start

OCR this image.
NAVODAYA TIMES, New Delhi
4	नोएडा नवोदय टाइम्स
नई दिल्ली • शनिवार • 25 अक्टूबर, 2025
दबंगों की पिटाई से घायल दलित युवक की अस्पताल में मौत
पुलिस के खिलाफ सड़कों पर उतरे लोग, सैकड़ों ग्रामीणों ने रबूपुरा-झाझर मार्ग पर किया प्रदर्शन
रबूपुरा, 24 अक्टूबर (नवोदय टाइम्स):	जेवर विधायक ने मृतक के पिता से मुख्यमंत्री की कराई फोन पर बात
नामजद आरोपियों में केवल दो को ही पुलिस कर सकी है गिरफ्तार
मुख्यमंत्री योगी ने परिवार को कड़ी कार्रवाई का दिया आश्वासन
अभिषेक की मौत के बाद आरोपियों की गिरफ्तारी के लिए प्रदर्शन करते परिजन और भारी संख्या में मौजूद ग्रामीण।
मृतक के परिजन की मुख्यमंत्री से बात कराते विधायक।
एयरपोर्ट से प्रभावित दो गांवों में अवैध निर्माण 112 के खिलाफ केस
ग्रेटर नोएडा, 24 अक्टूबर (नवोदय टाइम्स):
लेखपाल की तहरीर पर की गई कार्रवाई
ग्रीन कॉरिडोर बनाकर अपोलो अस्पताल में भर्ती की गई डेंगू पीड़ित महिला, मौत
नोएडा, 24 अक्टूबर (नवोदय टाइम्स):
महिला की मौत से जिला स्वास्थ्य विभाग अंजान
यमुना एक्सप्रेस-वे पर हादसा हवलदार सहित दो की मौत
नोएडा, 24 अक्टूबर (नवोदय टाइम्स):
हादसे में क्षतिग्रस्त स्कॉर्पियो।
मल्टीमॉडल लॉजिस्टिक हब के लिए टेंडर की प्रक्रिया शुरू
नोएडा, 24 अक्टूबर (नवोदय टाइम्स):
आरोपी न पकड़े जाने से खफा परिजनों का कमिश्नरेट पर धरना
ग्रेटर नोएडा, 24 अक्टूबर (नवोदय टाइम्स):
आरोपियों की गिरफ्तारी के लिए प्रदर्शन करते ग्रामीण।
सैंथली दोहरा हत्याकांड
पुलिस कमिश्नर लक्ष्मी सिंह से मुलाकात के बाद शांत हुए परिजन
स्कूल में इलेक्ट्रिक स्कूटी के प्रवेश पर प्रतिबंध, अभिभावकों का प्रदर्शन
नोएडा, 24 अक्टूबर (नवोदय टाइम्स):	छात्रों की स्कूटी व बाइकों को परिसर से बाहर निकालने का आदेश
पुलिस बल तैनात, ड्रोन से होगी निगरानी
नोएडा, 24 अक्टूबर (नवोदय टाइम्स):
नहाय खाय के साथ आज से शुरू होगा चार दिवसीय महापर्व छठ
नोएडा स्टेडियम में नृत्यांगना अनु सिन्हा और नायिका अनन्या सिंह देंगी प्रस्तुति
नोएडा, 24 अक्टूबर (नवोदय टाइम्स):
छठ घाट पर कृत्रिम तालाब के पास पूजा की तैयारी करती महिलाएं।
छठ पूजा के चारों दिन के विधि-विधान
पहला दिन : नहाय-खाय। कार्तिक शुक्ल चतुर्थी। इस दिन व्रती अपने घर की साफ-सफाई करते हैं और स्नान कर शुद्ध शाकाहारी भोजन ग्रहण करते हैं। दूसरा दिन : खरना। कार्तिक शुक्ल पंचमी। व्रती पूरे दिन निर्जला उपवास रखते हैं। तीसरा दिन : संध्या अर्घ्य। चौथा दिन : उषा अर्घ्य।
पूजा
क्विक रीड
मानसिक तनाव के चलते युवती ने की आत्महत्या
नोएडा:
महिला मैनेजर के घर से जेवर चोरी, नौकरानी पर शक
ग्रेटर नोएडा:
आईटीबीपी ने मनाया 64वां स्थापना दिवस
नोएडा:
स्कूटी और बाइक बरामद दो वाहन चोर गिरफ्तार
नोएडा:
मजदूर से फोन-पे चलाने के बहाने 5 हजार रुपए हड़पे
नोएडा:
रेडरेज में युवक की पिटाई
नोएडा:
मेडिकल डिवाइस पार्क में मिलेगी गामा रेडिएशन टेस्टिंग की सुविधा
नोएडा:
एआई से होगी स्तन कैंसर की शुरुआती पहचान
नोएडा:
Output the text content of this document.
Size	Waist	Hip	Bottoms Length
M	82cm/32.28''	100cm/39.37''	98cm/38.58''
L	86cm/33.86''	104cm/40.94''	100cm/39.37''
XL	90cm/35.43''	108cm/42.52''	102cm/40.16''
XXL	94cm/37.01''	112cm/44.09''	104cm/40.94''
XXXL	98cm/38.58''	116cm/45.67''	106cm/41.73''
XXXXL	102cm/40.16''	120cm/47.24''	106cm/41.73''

end

▶ Short task: Filter the entries above down to the lines containing the word "this".

▶ Answer to the problem:
OCR this image.
Output the text content of this document.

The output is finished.